_DIRECTIONS_
Below are some records. Copy every line in them that holds "practice".

_EXCERPTED DATA_
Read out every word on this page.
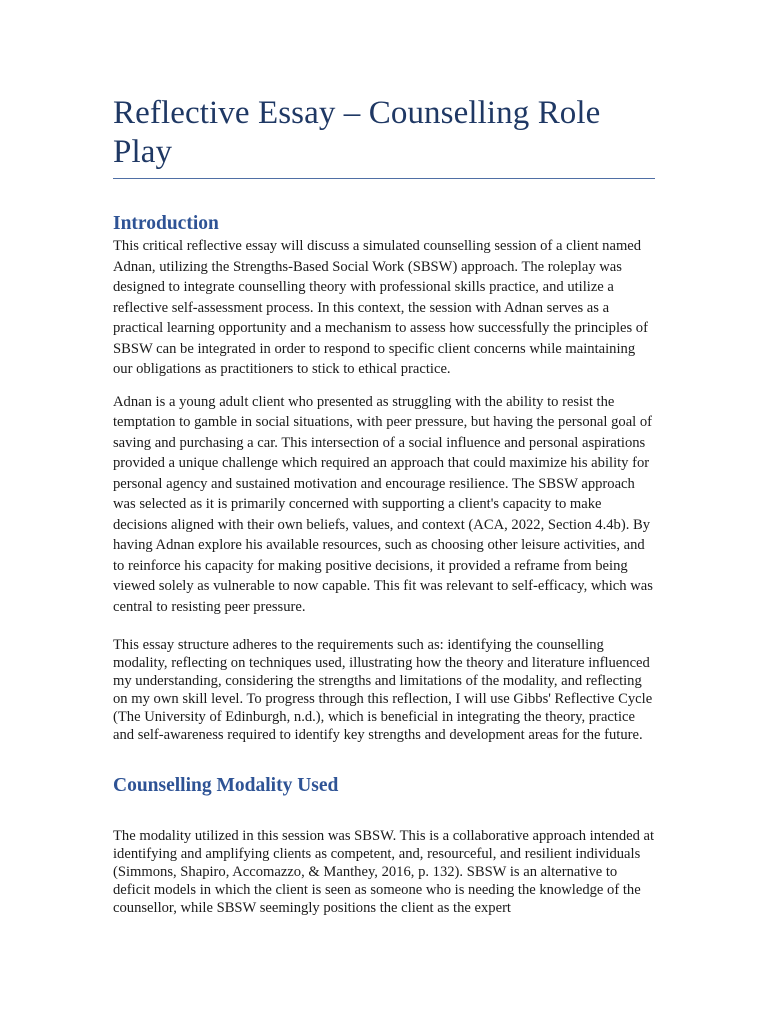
Reflective Essay – Counselling Role Play
Introduction

This critical reflective essay will discuss a simulated counselling session of a client named Adnan, utilizing the Strengths-Based Social Work (SBSW) approach. The roleplay was designed to integrate counselling theory with professional skills practice, and utilize a reflective self-assessment process. In this context, the session with Adnan serves as a practical learning opportunity and a mechanism to assess how successfully the principles of SBSW can be integrated in order to respond to specific client concerns while maintaining our obligations as practitioners to stick to ethical practice.

Adnan is a young adult client who presented as struggling with the ability to resist the temptation to gamble in social situations, with peer pressure, but having the personal goal of saving and purchasing a car. This intersection of a social influence and personal aspirations provided a unique challenge which required an approach that could maximize his ability for personal agency and sustained motivation and encourage resilience. The SBSW approach was selected as it is primarily concerned with supporting a client's capacity to make decisions aligned with their own beliefs, values, and context (ACA, 2022, Section 4.4b). By having Adnan explore his available resources, such as choosing other leisure activities, and to reinforce his capacity for making positive decisions, it provided a reframe from being viewed solely as vulnerable to now capable. This fit was relevant to self-efficacy, which was central to resisting peer pressure.

This essay structure adheres to the requirements such as: identifying the counselling modality, reflecting on techniques used, illustrating how the theory and literature influenced my understanding, considering the strengths and limitations of the modality, and reflecting on my own skill level. To progress through this reflection, I will use Gibbs' Reflective Cycle (The University of Edinburgh, n.d.), which is beneficial in integrating the theory, practice and self-awareness required to identify key strengths and development areas for the future.

Counselling Modality Used

The modality utilized in this session was SBSW. This is a collaborative approach intended at identifying and amplifying clients as competent, and, resourceful, and resilient individuals (Simmons, Shapiro, Accomazzo, & Manthey, 2016, p. 132). SBSW is an alternative to deficit models in which the client is seen as someone who is needing the knowledge of the counsellor, while SBSW seemingly positions the client as the expert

_COMPLETE RESPONSE_
This critical reflective essay will discuss a simulated counselling session of a client named Adnan, utilizing the Strengths-Based Social Work (SBSW) approach. The roleplay was designed to integrate counselling theory with professional skills practice, and utilize a reflective self-assessment process. In this context, the session with Adnan serves as a practical learning opportunity and a mechanism to assess how successfully the principles of SBSW can be integrated in order to respond to specific client concerns while maintaining our obligations as practitioners to stick to ethical practice.
This essay structure adheres to the requirements such as: identifying the counselling modality, reflecting on techniques used, illustrating how the theory and literature influenced my understanding, considering the strengths and limitations of the modality, and reflecting on my own skill level. To progress through this reflection, I will use Gibbs' Reflective Cycle (The University of Edinburgh, n.d.), which is beneficial in integrating the theory, practice and self-awareness required to identify key strengths and development areas for the future.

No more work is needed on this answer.